> [Instruções 1]
Responda com base no texto sobre Martha Halfeld:
(a) Quantos processos por ano passam pelas mãos da equipe dela?
(b) A que geração da família de Henrique Guilherme Fernando Halfeld ela pertence?
(c) Em que país ela fez o doutorado?
> [Instruções 2] Repita, sem alterar nada, o trecho do texto sobre Martha Halfeld que vai de "Ela pertence à" até "a terra natal.".

> [Fonte]
JF Terra de empreendedores: Martha Halfeld, Juíza do Tribunal de Apelação da ONU
Ela abre a porta da sala de conciliação no terceiro andar do prédio do Terceiro Tribunal Regional do Trabalho com a naturalidade e a proximidade de quem recebe um amigo de longa data. Descreve com orgulho o local onde exerce sua profissão e logo me convida a conhecer a estrutura da 3ª Vara do Trabalho. A juíza titular, Martha Halfeld Furtado de Mendonça Schmidt, vai abrindo portas, apresentando sua equipe e reconhecendo a importância da conversa e do talento de cada um. “Sou privilegiada porque sou cercada por pessoas de altíssimo gabarito.” Cerca de 1.500 processos anuais passam pelas mãos da equipe dela.
Ela pertence à sexta geração da família de Henrique Guilherme Fernando Halfeld, o engenheiro alemão considerado fundador de Juiz de Fora. “Toda a família da minha mãe permaneceu aqui. Nasci aqui, assim como os meus irmãos. Fui criada em Juiz de Fora e me graduei aqui. Saí por um breve período quando fui ser juíza no Paraná e, depois, em Belo Horizonte. Fiquei fora da cidade por 12 anos. Completei meus estudos, fiz o doutorado na França e voltei para cá quando minhas duas filhas nasceram.” Quando as gêmeas completaram 1 ano, ela já era titular da 3ª Vara do Trabalho de Juiz de Fora, época em que retornou de vez para a terra natal.

> [Linhas fornecidas]
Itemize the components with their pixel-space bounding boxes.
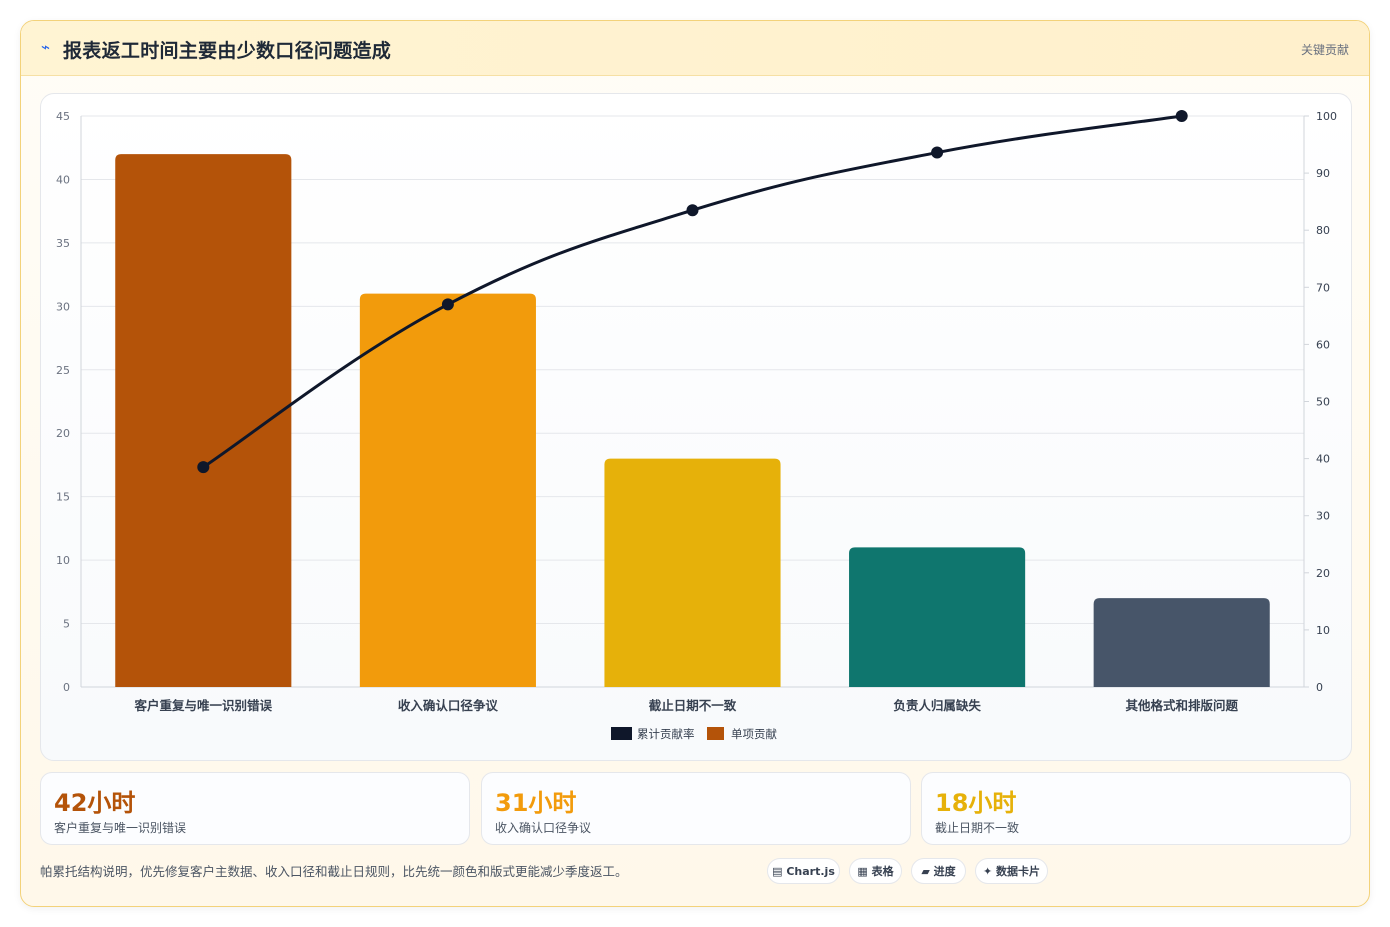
- tag-label: 进度: [933, 865, 956, 878]
- x-tick-label: 负责人归属缺失: [893, 698, 981, 713]
- lightning-icon: ⌁: [41, 38, 51, 56]
- line-point: [441, 298, 454, 311]
- chart-icon: ▤: [772, 865, 783, 878]
- x-tick-label: 收入确认口径争议: [398, 698, 499, 713]
- pareto-chart: 0 5 10 15 20 25 30 35 40 45 0 10 20 30 40 50 60 70 80 90 100…: [56, 110, 1337, 741]
- chart-card: 0 5 10 15 20 25 30 35 40 45 0 10 20 30 40 50 60 70 80 90 100…: [40, 93, 1352, 761]
- stat-value: 31小时: [495, 789, 577, 817]
- tag-label: 数据卡片: [996, 865, 1041, 878]
- stat-card-3: 18小时 截止日期不一致: [921, 772, 1351, 845]
- bar: [849, 547, 1026, 687]
- report-card: ⌁ 报表返工时间主要由少数口径问题造成 关键贡献 0 5 10 15 20 25 30 35 4…: [20, 20, 1370, 907]
- legend-swatch-single: [707, 727, 724, 740]
- card-header: ⌁ 报表返工时间主要由少数口径问题造成 关键贡献: [21, 21, 1369, 76]
- tag-label: Chart.js: [786, 865, 835, 878]
- header-badge: 关键贡献: [1300, 43, 1349, 57]
- y-right-tick-label: 10: [1316, 624, 1330, 637]
- tag-label: 表格: [871, 865, 894, 878]
- progress-icon: ▰: [921, 865, 930, 878]
- tag-progress[interactable]: ▰ 进度: [911, 858, 966, 884]
- y-right-tick-label: 70: [1316, 281, 1330, 294]
- y-right-tick-label: 90: [1316, 167, 1330, 180]
- line-point: [686, 204, 699, 217]
- stat-label: 客户重复与唯一识别错误: [54, 821, 187, 835]
- line-point: [931, 146, 944, 159]
- y-right-tick-label: 50: [1316, 396, 1330, 409]
- y-left-tick-label: 30: [56, 300, 70, 313]
- page-title: 报表返工时间主要由少数口径问题造成: [63, 40, 392, 62]
- table-icon: ▦: [857, 865, 868, 878]
- stat-value: 42小时: [54, 789, 136, 817]
- tag-data-card[interactable]: ✦ 数据卡片: [975, 858, 1048, 884]
- y-left-tick-label: 35: [56, 237, 70, 250]
- y-left-tick-label: 20: [56, 427, 70, 440]
- x-tick-label: 截止日期不一致: [649, 698, 737, 713]
- y-right-tick-label: 20: [1316, 567, 1330, 580]
- cumulative-line: [202, 114, 1182, 469]
- legend-swatch-cumulative: [611, 727, 632, 740]
- y-left-tick-label: 25: [56, 364, 70, 377]
- bar: [359, 293, 536, 687]
- bar: [115, 154, 292, 688]
- y-right-tick-label: 100: [1316, 110, 1337, 123]
- y-left-tick-label: 0: [63, 681, 70, 694]
- y-left-tick-label: 10: [56, 554, 70, 567]
- y-right-tick-label: 80: [1316, 224, 1330, 237]
- y-right-tick-label: 0: [1316, 681, 1323, 694]
- y-left-tick-label: 40: [56, 173, 70, 186]
- line-point: [1175, 110, 1188, 122]
- y-right-tick-label: 30: [1316, 510, 1330, 523]
- stat-label: 截止日期不一致: [935, 821, 1020, 835]
- x-tick-label: 客户重复与唯一识别错误: [134, 698, 273, 713]
- stat-label: 收入确认口径争议: [495, 821, 592, 835]
- bar: [1093, 598, 1270, 687]
- sparkle-icon: ✦: [982, 865, 993, 878]
- stat-card-2: 31小时 收入确认口径争议: [481, 772, 911, 845]
- x-tick-label: 其他格式和排版问题: [1125, 698, 1238, 713]
- y-left-tick-label: 45: [56, 110, 70, 123]
- tag-table[interactable]: ▦ 表格: [849, 858, 902, 884]
- legend-label: 累计贡献率: [637, 727, 695, 741]
- y-right-tick-label: 40: [1316, 453, 1330, 466]
- stat-card-1: 42小时 客户重复与唯一识别错误: [40, 772, 470, 845]
- y-left-tick-label: 5: [63, 618, 70, 631]
- line-point: [197, 461, 210, 474]
- legend-label: 单项贡献: [731, 727, 777, 741]
- bar: [604, 458, 781, 687]
- tag-chartjs[interactable]: ▤ Chart.js: [767, 858, 840, 884]
- y-right-tick-label: 60: [1316, 338, 1330, 351]
- stat-value: 18小时: [935, 789, 1017, 817]
- y-left-tick-label: 15: [56, 491, 70, 504]
- footer-note: 帕累托结构说明，优先修复客户主数据、收入口径和截止日规则，比先统一颜色和版式更能…: [40, 864, 628, 879]
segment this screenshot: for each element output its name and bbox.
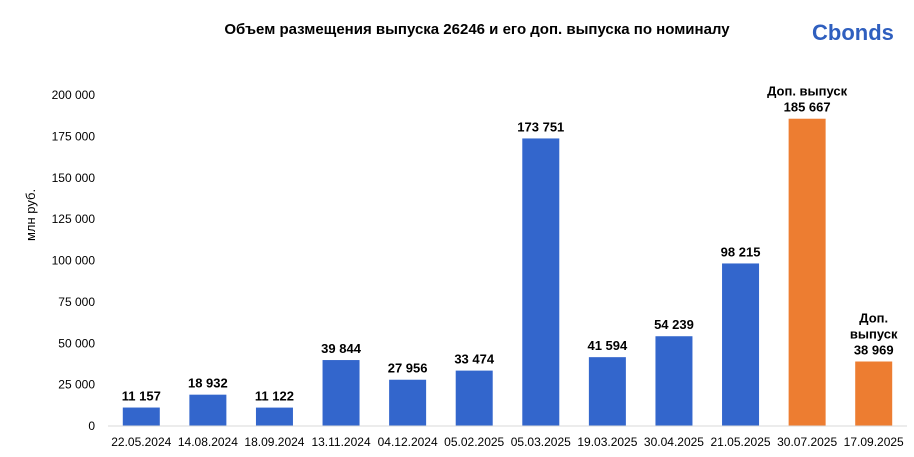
annotation-label: Доп. выпуск [767,84,848,99]
x-tick-label: 04.12.2024 [378,435,438,449]
data-label: 18 932 [188,376,228,391]
y-axis-ticks: 0 25 000 50 000 75 000 100 000 125 000 150 000… [52,88,96,433]
x-tick-label: 17.09.2025 [844,435,904,449]
x-tick-label: 19.03.2025 [577,435,637,449]
data-label: 11 122 [255,389,294,404]
y-tick-label: 150 000 [52,171,96,185]
y-tick-label: 50 000 [58,336,95,350]
x-axis-ticks: 22.05.2024 14.08.2024 18.09.2024 13.11.2024… [111,435,904,449]
bar [389,379,427,426]
data-label: 38 969 [854,343,894,358]
bars: 11 157 18 932 11 122 39 844 27 956 33 474 173 … [122,84,898,427]
cbonds-logo: Cbonds [812,20,894,45]
bar [855,361,893,426]
data-label: 173 751 [517,119,564,134]
annotation-label: выпуск [850,327,898,342]
annotation-label: Доп. [859,311,888,326]
x-tick-label: 30.04.2025 [644,435,704,449]
bar [322,360,360,426]
x-tick-label: 18.09.2024 [244,435,304,449]
bar [522,138,560,427]
bar [722,263,760,426]
y-tick-label: 0 [88,419,95,433]
chart-title: Объем размещения выпуска 26246 и его доп… [224,21,730,38]
data-label: 98 215 [721,244,761,259]
bar [655,336,693,426]
y-tick-label: 175 000 [52,129,96,143]
bar [189,394,227,426]
data-label: 54 239 [654,317,694,332]
x-tick-label: 14.08.2024 [178,435,238,449]
x-tick-label: 22.05.2024 [111,435,171,449]
y-tick-label: 100 000 [52,254,96,268]
y-axis-label: млн руб. [23,189,38,241]
bar [122,407,160,426]
data-label: 185 667 [784,100,831,115]
y-tick-label: 75 000 [58,295,95,309]
data-label: 39 844 [321,341,362,356]
x-tick-label: 05.02.2025 [444,435,504,449]
bar [255,407,293,426]
x-tick-label: 05.03.2025 [511,435,571,449]
data-label: 11 157 [122,389,161,404]
x-tick-label: 30.07.2025 [777,435,837,449]
x-tick-label: 13.11.2024 [311,435,370,449]
y-tick-label: 125 000 [52,212,96,226]
bar [455,370,493,426]
bar [588,357,626,426]
bar [788,118,826,426]
y-tick-label: 200 000 [52,88,96,102]
data-label: 41 594 [587,338,628,353]
data-label: 33 474 [454,352,495,367]
y-tick-label: 25 000 [58,378,95,392]
data-label: 27 956 [388,361,428,376]
x-tick-label: 21.05.2025 [711,435,771,449]
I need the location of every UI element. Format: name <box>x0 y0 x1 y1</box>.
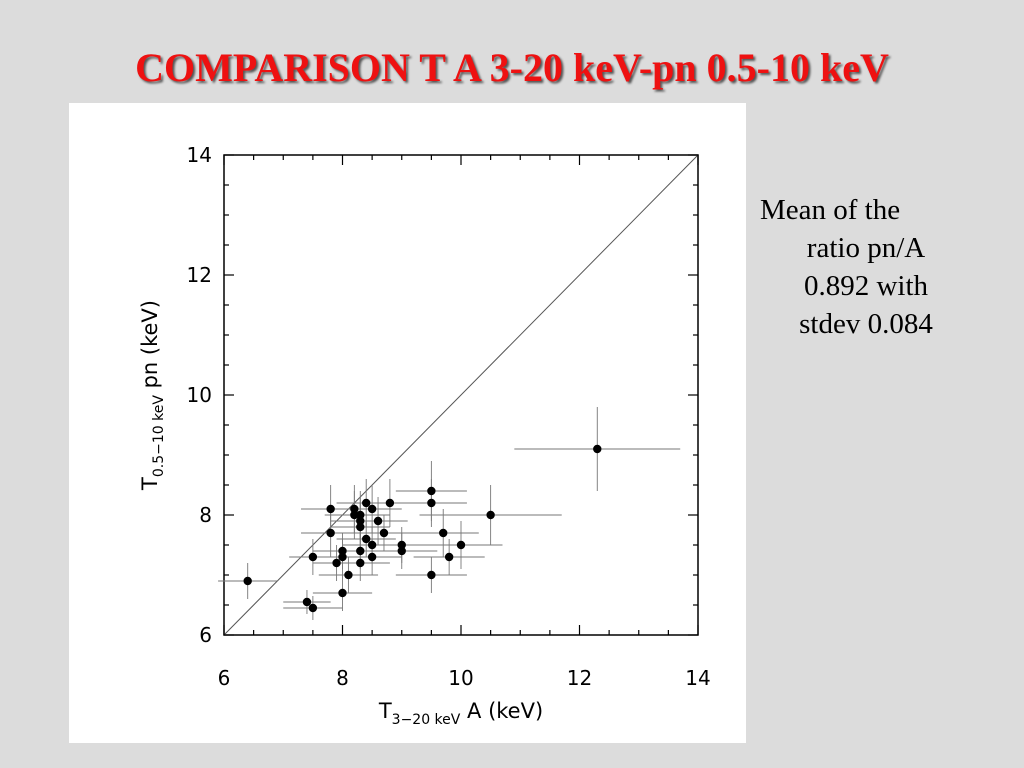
plot-panel: 6 8 10 12 14 6 8 10 12 14 T3−20 keV A (keV) T0.5−… <box>69 103 746 743</box>
data-point <box>379 528 389 538</box>
data-point <box>373 516 383 526</box>
data-point <box>344 570 353 580</box>
y-tick-label: 6 <box>199 623 212 647</box>
data-point <box>243 576 252 586</box>
data-point <box>338 588 347 598</box>
data-point <box>308 552 318 562</box>
x-tick-label: 14 <box>685 666 710 690</box>
slide-title: COMPARISON T A 3-20 keV-pn 0.5-10 keV <box>135 45 889 90</box>
data-point <box>326 528 335 538</box>
data-point <box>356 522 365 532</box>
tick-labels: 6 8 10 12 14 6 8 10 12 14 <box>187 143 711 690</box>
data-point <box>427 570 436 580</box>
data-point <box>350 510 359 520</box>
x-axis-label: T3−20 keV A (keV) <box>378 699 543 728</box>
scatter-plot: 6 8 10 12 14 6 8 10 12 14 T3−20 keV A (keV) T0.5−… <box>138 143 711 728</box>
data-point <box>427 498 436 508</box>
data-point <box>308 603 318 613</box>
data-point <box>456 540 466 550</box>
data-point <box>593 444 602 454</box>
data-point <box>397 540 406 550</box>
note-line-1: Mean of the <box>760 194 901 226</box>
data-point <box>367 552 377 562</box>
data-points <box>243 444 602 613</box>
data-point <box>427 486 436 496</box>
error-bars <box>218 407 681 620</box>
x-tick-label: 12 <box>567 666 592 690</box>
data-point <box>350 504 359 514</box>
data-point <box>439 528 448 538</box>
y-tick-label: 14 <box>187 143 212 167</box>
axis-ticks <box>223 154 699 636</box>
data-point <box>362 534 371 544</box>
data-point <box>356 516 365 526</box>
note-line-3: 0.892 with <box>803 269 929 302</box>
x-tick-label: 10 <box>448 666 473 690</box>
y-tick-label: 12 <box>187 263 212 287</box>
x-tick-label: 8 <box>336 666 349 690</box>
statistics-note: Mean of the ratio pn/A 0.892 with stdev … <box>760 192 972 344</box>
y-tick-label: 10 <box>187 383 212 407</box>
data-point <box>356 546 365 556</box>
data-point <box>385 498 395 508</box>
data-point <box>332 558 341 568</box>
y-tick-label: 8 <box>199 503 212 527</box>
data-point <box>397 546 406 556</box>
data-point <box>338 546 347 556</box>
note-line-2: ratio pn/A <box>806 231 926 264</box>
y-axis-label: T0.5−10 keV pn (keV) <box>138 300 167 491</box>
reference-line-layer <box>223 154 699 636</box>
data-point <box>302 597 312 607</box>
data-point <box>367 504 377 514</box>
data-point <box>367 540 377 550</box>
reference-line <box>223 154 699 636</box>
note-line-4: stdev 0.084 <box>799 307 933 340</box>
data-point <box>338 552 347 562</box>
data-point <box>356 558 365 568</box>
data-point <box>362 498 371 508</box>
data-point <box>356 510 365 520</box>
x-tick-label: 6 <box>218 666 231 690</box>
data-point <box>444 552 454 562</box>
data-point <box>486 510 495 520</box>
data-point <box>326 504 335 514</box>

> [Resposta escrita 1]
(a) Cerca de 1.500 processos.
(b) À sexta geração.
(c) Na França.

> [Resposta escrita 2]
Ela pertence à sexta geração da família de Henrique Guilherme Fernando Halfeld, o engenheiro alemão considerado fundador de Juiz de Fora. “Toda a família da minha mãe permaneceu aqui. Nasci aqui, assim como os meus irmãos. Fui criada em Juiz de Fora e me graduei aqui. Saí por um breve período quando fui ser juíza no Paraná e, depois, em Belo Horizonte. Fiquei fora da cidade por 12 anos. Completei meus estudos, fiz o doutorado na França e voltei para cá quando minhas duas filhas nasceram.” Quando as gêmeas completaram 1 ano, ela já era titular da 3ª Vara do Trabalho de Juiz de Fora, época em que retornou de vez para a terra natal.